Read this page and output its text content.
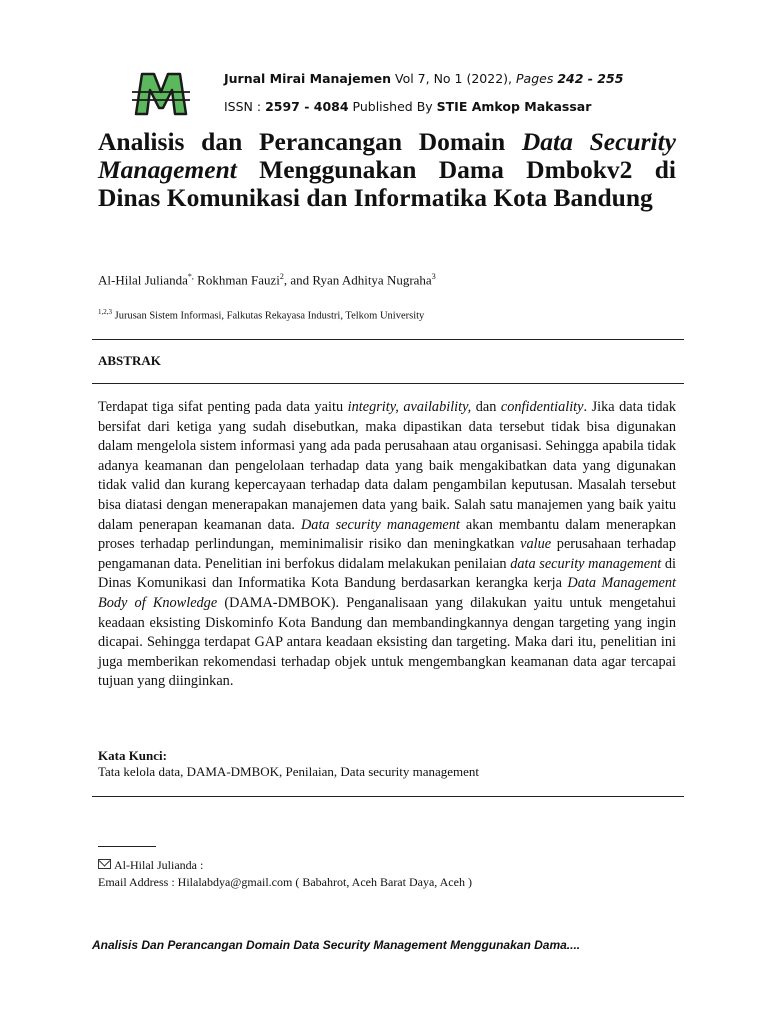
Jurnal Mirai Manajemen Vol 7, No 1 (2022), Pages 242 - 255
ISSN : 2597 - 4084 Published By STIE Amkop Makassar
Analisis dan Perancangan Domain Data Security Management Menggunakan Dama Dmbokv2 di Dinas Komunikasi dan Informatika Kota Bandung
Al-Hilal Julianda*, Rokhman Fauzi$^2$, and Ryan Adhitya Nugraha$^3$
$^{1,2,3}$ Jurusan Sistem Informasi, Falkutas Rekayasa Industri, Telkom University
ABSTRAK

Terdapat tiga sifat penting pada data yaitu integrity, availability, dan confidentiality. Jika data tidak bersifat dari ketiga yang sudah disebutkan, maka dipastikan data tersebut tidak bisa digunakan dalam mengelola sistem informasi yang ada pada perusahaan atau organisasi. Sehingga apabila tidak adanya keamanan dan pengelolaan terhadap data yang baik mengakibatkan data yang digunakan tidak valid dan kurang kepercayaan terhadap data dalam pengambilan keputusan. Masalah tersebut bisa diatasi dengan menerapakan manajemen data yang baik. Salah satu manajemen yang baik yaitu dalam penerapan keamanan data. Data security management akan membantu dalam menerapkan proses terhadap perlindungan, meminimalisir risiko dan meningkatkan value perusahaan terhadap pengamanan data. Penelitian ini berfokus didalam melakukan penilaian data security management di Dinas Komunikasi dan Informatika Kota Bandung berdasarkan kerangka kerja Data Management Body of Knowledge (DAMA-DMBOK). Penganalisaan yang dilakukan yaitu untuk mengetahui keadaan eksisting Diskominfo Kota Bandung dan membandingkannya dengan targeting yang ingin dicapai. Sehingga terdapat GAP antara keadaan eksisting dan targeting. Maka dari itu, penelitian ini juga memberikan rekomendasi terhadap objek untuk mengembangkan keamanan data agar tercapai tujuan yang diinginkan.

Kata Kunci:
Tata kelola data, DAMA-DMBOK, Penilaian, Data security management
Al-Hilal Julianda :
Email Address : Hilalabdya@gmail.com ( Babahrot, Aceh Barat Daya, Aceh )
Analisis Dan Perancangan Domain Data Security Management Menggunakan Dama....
=======
◆ **Short exercise**: Your task is to repeat the material above exactly, without its pictures.

◆ **Reply to the task**:
Read this page and output its text content.
Jurnal Mirai Manajemen Vol 7, No 1 (2022), Pages 242 - 255
ISSN : 2597 - 4084 Published By STIE Amkop Makassar
Analisis dan Perancangan Domain Data Security Management Menggunakan Dama Dmbokv2 di Dinas Komunikasi dan Informatika Kota Bandung
Al-Hilal Julianda*, Rokhman Fauzi$^2$, and Ryan Adhitya Nugraha$^3$
$^{1,2,3}$ Jurusan Sistem Informasi, Falkutas Rekayasa Industri, Telkom University
ABSTRAK

Terdapat tiga sifat penting pada data yaitu integrity, availability, dan confidentiality. Jika data tidak bersifat dari ketiga yang sudah disebutkan, maka dipastikan data tersebut tidak bisa digunakan dalam mengelola sistem informasi yang ada pada perusahaan atau organisasi. Sehingga apabila tidak adanya keamanan dan pengelolaan terhadap data yang baik mengakibatkan data yang digunakan tidak valid dan kurang kepercayaan terhadap data dalam pengambilan keputusan. Masalah tersebut bisa diatasi dengan menerapakan manajemen data yang baik. Salah satu manajemen yang baik yaitu dalam penerapan keamanan data. Data security management akan membantu dalam menerapkan proses terhadap perlindungan, meminimalisir risiko dan meningkatkan value perusahaan terhadap pengamanan data. Penelitian ini berfokus didalam melakukan penilaian data security management di Dinas Komunikasi dan Informatika Kota Bandung berdasarkan kerangka kerja Data Management Body of Knowledge (DAMA-DMBOK). Penganalisaan yang dilakukan yaitu untuk mengetahui keadaan eksisting Diskominfo Kota Bandung dan membandingkannya dengan targeting yang ingin dicapai. Sehingga terdapat GAP antara keadaan eksisting dan targeting. Maka dari itu, penelitian ini juga memberikan rekomendasi terhadap objek untuk mengembangkan keamanan data agar tercapai tujuan yang diinginkan.

Kata Kunci:
Tata kelola data, DAMA-DMBOK, Penilaian, Data security management
Al-Hilal Julianda :
Email Address : Hilalabdya@gmail.com ( Babahrot, Aceh Barat Daya, Aceh )
Analisis Dan Perancangan Domain Data Security Management Menggunakan Dama....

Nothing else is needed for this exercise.